- OBJECTIVE -
Count the lines below that include the word "text" and write that number alone.

===== RAW RECORDS

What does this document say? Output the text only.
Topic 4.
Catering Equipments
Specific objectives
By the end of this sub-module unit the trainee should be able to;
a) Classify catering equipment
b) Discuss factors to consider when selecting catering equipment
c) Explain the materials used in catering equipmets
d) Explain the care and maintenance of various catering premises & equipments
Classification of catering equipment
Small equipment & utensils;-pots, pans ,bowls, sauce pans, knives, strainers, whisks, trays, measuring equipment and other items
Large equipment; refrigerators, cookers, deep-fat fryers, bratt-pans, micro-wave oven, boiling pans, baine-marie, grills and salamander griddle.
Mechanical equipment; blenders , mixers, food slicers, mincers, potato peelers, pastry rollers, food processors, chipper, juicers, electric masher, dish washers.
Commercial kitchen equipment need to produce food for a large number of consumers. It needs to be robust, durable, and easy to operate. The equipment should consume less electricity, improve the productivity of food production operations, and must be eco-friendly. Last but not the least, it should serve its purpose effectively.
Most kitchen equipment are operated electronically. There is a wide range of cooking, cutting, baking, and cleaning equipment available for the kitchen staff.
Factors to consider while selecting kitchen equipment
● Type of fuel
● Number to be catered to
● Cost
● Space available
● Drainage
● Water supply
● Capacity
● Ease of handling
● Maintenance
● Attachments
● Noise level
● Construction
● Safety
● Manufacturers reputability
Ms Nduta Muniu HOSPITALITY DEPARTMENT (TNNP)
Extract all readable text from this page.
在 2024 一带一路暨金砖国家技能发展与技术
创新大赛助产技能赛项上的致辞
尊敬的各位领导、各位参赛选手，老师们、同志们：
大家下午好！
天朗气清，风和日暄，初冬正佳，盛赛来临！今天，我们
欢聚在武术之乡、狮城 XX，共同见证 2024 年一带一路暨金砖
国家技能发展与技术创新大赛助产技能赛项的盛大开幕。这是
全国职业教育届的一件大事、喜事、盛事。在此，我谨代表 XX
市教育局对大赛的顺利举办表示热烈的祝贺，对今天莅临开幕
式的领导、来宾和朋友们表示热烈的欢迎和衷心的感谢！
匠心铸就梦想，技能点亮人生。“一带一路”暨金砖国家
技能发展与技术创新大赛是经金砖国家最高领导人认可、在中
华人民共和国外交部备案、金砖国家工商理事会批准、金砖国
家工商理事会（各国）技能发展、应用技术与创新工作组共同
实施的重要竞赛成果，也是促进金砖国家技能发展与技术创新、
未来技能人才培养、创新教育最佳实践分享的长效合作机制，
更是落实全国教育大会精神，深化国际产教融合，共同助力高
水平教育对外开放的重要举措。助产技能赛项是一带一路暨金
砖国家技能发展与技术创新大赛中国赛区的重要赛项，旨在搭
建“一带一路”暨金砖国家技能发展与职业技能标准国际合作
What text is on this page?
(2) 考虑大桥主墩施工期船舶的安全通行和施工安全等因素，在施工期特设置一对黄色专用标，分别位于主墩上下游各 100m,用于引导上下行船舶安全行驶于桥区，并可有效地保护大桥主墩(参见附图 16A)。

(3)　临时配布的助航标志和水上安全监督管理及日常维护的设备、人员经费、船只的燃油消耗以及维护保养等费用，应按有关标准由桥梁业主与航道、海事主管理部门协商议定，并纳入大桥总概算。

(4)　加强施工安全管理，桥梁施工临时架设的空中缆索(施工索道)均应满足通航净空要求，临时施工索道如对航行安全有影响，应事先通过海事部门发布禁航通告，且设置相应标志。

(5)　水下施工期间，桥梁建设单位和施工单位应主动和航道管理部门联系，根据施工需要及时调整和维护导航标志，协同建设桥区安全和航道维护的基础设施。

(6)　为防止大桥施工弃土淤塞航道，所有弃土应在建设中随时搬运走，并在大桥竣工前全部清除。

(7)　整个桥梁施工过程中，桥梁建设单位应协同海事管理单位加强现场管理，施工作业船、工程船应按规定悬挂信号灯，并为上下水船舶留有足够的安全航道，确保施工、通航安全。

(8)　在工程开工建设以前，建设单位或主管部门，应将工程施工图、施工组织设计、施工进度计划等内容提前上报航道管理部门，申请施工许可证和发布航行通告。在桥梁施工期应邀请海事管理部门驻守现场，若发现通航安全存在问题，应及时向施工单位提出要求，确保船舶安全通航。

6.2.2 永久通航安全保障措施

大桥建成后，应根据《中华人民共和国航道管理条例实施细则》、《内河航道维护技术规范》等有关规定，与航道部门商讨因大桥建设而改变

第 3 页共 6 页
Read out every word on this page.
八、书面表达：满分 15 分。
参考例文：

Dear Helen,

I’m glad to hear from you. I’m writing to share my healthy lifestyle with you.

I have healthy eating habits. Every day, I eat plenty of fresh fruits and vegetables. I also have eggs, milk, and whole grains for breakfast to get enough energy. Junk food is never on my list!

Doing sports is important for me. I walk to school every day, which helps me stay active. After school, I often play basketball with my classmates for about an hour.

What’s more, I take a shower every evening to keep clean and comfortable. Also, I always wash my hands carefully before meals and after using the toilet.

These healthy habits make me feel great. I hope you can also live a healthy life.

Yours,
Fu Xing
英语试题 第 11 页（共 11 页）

==========

- THE ANSWER -
3